**PROBLEM TO WORK ON**
Report all lines from the entries below in which "tanto" appears.
***** DATASET ENTRIES *****
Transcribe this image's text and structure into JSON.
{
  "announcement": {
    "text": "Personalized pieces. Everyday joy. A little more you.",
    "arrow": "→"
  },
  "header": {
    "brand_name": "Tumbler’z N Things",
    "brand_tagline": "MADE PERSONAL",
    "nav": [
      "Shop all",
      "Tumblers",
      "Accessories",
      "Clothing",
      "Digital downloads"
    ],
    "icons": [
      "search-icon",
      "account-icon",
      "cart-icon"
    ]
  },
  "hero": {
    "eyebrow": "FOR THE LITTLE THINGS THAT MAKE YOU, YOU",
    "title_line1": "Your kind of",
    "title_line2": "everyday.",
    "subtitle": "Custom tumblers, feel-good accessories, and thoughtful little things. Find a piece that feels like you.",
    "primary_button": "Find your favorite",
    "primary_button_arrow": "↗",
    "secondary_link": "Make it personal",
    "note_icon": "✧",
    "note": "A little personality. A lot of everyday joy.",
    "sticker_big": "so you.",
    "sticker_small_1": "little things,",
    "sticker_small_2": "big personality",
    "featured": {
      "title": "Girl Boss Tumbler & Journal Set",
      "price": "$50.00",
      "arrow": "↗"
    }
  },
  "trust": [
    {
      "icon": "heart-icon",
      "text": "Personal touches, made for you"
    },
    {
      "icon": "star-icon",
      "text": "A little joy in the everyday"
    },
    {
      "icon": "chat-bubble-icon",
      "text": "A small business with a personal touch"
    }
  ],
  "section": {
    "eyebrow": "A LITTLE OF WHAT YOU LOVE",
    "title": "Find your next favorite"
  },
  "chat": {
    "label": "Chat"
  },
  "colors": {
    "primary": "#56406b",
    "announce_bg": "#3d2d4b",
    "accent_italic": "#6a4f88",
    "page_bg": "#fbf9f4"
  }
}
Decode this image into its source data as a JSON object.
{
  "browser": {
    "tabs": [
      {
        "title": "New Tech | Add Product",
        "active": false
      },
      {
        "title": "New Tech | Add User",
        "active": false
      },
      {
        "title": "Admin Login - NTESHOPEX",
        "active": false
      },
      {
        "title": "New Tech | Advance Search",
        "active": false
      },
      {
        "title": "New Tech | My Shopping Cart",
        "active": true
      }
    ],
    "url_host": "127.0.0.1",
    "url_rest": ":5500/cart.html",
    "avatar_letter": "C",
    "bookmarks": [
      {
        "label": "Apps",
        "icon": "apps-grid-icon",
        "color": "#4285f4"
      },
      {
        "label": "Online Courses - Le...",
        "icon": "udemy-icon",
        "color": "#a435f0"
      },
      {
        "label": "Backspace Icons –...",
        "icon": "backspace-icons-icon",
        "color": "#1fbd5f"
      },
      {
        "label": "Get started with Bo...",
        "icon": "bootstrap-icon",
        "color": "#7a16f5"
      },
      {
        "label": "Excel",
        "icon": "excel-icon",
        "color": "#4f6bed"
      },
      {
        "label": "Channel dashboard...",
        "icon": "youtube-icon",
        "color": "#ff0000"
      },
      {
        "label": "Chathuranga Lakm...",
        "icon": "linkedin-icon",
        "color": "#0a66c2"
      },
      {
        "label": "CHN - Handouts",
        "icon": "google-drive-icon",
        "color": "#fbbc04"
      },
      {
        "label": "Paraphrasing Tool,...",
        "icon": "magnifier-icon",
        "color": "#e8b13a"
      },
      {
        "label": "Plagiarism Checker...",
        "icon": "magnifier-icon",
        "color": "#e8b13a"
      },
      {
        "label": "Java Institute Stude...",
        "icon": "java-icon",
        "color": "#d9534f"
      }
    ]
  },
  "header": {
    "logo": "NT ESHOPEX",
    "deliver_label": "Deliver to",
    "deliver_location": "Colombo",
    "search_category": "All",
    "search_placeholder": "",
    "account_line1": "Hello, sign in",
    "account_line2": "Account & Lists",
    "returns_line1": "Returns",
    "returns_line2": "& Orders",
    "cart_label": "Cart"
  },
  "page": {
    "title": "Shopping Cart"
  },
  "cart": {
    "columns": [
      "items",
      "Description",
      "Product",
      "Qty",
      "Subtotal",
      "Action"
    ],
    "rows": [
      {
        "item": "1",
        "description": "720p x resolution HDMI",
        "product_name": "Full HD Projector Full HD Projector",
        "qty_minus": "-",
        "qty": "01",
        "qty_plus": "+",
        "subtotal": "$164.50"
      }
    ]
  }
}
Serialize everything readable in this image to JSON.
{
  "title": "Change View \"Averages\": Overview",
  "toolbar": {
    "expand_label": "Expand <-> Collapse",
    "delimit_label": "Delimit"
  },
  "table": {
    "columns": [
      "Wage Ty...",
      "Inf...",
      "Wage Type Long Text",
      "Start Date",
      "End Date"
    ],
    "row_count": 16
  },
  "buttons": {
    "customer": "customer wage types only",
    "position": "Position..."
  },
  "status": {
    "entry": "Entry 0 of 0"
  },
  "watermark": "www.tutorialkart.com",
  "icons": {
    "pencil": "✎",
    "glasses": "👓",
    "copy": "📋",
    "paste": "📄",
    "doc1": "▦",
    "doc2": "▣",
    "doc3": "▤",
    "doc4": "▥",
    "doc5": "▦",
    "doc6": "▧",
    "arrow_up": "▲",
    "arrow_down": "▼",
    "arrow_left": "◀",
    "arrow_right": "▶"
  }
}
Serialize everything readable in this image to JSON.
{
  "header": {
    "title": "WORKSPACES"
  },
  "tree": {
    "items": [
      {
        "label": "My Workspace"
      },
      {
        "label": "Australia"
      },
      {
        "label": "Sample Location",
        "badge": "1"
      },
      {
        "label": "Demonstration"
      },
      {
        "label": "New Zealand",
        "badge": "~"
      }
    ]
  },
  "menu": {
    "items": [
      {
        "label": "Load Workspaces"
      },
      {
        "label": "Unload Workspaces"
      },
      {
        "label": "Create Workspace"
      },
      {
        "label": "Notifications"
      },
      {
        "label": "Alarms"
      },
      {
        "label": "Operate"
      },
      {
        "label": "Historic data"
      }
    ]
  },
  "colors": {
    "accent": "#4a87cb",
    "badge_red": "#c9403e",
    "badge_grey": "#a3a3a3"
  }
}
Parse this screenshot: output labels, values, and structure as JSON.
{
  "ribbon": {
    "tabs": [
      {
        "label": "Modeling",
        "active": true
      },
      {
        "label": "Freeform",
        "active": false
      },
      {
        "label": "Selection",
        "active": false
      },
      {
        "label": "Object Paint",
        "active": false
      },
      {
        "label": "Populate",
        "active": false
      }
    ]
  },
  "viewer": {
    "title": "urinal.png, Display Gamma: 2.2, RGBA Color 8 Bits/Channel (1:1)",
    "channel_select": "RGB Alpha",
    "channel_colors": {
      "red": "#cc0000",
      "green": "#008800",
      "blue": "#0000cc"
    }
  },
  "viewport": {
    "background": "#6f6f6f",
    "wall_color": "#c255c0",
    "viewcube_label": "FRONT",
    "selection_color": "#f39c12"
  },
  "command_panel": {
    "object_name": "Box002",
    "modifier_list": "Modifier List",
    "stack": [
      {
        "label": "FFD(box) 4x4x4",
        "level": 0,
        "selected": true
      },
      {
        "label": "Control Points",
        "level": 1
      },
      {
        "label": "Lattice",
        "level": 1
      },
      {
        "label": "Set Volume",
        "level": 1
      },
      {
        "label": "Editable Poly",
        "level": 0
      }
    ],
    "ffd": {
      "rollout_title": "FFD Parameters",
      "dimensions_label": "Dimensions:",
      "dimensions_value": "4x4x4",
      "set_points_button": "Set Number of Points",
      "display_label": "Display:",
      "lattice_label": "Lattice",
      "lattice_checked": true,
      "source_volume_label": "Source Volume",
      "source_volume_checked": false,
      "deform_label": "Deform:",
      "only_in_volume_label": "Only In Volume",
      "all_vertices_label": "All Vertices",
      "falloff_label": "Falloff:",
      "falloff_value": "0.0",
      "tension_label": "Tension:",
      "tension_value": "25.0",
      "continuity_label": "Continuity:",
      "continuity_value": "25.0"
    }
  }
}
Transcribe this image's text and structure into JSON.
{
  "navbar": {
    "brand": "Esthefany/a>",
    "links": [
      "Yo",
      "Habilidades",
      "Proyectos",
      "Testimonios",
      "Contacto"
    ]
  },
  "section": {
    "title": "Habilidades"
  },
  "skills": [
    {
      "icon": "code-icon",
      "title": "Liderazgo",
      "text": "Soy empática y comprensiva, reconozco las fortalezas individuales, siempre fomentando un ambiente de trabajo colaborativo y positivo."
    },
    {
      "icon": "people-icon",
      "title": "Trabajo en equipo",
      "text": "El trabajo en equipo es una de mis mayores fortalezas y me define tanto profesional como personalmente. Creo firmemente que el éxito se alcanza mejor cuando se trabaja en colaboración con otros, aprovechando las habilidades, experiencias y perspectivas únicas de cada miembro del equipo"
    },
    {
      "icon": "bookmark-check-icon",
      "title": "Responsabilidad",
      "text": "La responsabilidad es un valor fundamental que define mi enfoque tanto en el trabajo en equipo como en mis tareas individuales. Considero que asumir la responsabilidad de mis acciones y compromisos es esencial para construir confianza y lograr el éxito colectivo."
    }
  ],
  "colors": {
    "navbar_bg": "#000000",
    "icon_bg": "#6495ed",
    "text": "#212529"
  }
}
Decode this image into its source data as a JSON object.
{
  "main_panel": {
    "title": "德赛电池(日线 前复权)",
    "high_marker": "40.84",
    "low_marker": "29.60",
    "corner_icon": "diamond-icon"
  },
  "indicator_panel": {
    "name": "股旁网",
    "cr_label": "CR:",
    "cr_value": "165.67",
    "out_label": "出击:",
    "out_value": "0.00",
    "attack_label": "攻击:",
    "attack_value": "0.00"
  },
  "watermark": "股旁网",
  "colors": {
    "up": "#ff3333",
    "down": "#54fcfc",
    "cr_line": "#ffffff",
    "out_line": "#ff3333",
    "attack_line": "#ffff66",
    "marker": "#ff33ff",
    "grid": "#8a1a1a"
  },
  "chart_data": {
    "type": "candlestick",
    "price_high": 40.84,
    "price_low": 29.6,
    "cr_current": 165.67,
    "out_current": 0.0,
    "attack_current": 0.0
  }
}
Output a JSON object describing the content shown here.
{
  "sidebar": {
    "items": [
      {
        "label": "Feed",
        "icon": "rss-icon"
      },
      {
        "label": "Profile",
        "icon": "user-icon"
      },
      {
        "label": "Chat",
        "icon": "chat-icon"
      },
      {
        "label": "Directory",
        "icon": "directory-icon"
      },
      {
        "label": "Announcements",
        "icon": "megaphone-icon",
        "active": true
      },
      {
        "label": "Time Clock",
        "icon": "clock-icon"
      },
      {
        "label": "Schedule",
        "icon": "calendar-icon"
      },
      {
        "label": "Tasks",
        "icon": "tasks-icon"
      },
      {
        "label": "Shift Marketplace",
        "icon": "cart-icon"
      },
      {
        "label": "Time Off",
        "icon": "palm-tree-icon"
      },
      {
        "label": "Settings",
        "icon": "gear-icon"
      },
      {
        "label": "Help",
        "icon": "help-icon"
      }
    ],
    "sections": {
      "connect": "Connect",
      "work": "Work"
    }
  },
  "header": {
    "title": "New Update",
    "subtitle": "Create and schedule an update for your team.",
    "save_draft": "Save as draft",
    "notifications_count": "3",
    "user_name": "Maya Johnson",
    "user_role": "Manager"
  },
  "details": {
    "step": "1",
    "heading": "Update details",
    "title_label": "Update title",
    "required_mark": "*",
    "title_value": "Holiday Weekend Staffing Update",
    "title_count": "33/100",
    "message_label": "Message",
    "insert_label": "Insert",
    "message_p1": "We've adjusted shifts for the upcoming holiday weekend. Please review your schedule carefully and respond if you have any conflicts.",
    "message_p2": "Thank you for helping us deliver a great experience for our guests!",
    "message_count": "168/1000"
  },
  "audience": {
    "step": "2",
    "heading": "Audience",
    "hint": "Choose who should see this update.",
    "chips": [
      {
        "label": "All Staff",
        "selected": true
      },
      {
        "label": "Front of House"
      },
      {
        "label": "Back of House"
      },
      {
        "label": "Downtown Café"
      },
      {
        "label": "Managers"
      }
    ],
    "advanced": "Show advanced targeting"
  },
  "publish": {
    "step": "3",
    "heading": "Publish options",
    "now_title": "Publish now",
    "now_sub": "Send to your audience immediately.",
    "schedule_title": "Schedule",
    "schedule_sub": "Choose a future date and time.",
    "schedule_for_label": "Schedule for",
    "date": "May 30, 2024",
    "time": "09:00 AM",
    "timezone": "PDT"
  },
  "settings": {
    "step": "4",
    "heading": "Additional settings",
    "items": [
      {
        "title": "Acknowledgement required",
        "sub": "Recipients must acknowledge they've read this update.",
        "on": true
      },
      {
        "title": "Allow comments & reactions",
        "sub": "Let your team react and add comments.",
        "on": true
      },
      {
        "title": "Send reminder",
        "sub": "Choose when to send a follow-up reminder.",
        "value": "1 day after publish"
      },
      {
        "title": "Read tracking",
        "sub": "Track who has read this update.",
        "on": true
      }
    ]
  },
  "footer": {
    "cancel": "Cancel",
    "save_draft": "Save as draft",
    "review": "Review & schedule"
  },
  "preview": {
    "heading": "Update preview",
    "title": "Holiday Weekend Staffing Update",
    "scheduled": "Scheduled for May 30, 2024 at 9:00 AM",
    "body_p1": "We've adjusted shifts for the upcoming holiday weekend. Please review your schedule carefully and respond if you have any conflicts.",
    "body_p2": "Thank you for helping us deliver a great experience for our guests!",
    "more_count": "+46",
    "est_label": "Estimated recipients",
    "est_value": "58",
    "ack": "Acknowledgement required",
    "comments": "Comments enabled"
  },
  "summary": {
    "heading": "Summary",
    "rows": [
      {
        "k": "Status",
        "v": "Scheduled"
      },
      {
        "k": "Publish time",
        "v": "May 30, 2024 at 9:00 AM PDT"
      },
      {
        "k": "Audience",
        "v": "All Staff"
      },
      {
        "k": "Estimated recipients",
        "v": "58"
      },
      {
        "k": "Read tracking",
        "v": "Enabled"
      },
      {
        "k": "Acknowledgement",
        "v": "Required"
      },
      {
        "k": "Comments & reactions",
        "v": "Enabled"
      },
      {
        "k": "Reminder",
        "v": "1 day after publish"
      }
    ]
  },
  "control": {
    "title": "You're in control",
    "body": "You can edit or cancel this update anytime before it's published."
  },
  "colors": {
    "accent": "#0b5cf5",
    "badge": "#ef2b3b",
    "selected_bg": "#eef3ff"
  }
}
*****
**REPLY TO THE TASK**
      "text": "El trabajo en equipo es una de mis mayores fortalezas y me define tanto profesional como personalmente. Creo firmemente que el éxito se alcanza mejor cuando se trabaja en colaboración con otros, aprovechando las habilidades, experiencias y perspectivas únicas de cada miembro del equipo"
      "text": "La responsabilidad es un valor fundamental que define mi enfoque tanto en el trabajo en equipo como en mis tareas individuales. Considero que asumir la responsabilidad de mis acciones y compromisos es esencial para construir confianza y lograr el éxito colectivo."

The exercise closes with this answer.